What you have to do: Counting only lines that hold "Flow", give the total and nothing more.

Data shown:
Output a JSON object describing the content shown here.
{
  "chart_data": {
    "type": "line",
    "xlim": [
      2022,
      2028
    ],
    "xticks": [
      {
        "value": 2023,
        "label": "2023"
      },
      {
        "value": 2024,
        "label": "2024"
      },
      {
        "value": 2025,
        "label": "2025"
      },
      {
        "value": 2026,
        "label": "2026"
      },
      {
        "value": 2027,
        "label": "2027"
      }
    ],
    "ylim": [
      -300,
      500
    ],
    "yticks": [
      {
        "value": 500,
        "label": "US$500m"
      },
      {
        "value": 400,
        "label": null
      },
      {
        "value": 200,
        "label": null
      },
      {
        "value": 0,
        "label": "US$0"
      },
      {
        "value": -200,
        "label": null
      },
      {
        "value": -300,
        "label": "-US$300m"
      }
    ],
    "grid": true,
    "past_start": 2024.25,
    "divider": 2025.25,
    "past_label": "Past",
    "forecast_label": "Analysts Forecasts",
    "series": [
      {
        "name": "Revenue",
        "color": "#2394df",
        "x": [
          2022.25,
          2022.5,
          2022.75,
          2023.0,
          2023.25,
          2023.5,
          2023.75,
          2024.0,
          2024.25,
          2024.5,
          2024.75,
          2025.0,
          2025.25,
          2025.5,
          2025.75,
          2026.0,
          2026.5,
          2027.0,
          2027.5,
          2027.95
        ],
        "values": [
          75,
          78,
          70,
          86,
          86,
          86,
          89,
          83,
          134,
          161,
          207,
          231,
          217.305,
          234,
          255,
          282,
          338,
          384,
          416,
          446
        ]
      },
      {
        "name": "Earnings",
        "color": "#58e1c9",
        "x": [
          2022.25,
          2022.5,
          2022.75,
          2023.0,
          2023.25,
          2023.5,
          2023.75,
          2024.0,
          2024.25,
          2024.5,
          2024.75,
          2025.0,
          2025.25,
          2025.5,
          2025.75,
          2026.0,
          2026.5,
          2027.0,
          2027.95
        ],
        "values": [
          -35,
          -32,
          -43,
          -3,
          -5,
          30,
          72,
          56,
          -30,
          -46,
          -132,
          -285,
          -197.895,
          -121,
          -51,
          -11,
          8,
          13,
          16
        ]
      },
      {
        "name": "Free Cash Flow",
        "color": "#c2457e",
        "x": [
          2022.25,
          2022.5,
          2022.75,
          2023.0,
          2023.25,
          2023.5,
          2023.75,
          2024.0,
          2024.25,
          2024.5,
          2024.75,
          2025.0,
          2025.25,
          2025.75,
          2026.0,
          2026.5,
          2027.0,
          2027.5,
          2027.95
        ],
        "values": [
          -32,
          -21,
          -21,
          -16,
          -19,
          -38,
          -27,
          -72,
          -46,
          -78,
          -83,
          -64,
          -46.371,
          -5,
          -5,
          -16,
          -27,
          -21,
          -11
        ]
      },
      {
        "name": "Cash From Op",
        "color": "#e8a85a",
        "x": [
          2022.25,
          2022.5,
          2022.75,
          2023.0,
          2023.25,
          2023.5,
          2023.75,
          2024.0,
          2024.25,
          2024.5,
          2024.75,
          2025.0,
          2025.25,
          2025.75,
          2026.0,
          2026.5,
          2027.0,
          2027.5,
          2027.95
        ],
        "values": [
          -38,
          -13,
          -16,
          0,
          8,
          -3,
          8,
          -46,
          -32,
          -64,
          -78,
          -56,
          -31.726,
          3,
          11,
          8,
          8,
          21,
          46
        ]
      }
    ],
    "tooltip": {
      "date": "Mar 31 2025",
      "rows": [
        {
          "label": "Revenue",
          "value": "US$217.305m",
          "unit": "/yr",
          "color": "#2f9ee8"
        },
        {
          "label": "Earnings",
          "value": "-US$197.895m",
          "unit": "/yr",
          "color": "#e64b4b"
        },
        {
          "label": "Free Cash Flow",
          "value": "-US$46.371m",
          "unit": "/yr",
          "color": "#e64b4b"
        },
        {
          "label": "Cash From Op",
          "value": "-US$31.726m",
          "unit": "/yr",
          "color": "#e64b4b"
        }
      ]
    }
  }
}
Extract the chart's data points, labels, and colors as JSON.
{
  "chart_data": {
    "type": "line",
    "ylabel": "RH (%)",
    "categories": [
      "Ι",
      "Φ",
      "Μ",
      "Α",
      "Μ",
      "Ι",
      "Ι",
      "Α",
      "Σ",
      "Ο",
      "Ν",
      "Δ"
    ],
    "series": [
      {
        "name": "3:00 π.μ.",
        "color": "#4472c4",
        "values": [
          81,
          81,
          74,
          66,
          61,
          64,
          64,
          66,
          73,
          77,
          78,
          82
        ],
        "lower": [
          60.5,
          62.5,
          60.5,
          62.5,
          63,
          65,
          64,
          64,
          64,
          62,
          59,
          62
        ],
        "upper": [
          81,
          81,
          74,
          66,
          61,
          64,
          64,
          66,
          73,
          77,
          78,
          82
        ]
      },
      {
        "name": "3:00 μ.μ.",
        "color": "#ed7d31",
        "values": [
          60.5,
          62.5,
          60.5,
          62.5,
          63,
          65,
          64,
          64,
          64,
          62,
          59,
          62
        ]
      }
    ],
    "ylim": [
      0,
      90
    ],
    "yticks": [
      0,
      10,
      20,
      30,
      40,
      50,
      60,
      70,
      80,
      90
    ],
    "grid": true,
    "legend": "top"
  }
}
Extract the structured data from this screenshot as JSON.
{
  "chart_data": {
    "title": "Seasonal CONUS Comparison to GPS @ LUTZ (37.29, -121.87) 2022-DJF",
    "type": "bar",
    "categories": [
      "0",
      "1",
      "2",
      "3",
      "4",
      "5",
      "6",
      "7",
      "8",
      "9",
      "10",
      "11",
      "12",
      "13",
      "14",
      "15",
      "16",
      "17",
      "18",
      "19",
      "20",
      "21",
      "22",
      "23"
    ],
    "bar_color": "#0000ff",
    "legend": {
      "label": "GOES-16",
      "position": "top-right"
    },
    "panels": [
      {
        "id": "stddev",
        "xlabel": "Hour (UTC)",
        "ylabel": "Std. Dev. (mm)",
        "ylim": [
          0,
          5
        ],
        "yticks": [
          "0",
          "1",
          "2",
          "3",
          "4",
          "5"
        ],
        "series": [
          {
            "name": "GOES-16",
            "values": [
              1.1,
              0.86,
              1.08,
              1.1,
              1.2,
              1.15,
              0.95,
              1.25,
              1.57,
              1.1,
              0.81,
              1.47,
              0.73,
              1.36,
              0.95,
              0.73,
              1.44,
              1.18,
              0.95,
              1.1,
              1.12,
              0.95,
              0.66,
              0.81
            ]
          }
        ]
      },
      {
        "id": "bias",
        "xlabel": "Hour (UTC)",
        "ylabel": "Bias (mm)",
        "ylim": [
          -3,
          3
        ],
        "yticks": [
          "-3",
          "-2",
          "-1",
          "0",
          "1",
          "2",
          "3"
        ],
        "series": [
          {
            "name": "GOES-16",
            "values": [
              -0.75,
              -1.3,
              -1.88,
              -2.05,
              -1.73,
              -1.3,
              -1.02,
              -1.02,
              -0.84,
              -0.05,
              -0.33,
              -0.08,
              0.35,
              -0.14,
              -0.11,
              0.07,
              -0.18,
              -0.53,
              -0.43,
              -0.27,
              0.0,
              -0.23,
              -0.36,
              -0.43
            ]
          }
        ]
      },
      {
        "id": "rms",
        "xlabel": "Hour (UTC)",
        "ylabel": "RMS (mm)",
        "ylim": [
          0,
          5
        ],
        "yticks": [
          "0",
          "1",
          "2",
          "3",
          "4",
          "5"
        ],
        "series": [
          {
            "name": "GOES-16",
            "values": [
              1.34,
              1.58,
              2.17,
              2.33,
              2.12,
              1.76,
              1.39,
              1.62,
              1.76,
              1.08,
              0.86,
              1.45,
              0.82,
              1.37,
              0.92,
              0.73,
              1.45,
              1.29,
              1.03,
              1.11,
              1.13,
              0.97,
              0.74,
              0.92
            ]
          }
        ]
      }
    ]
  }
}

Final result: 2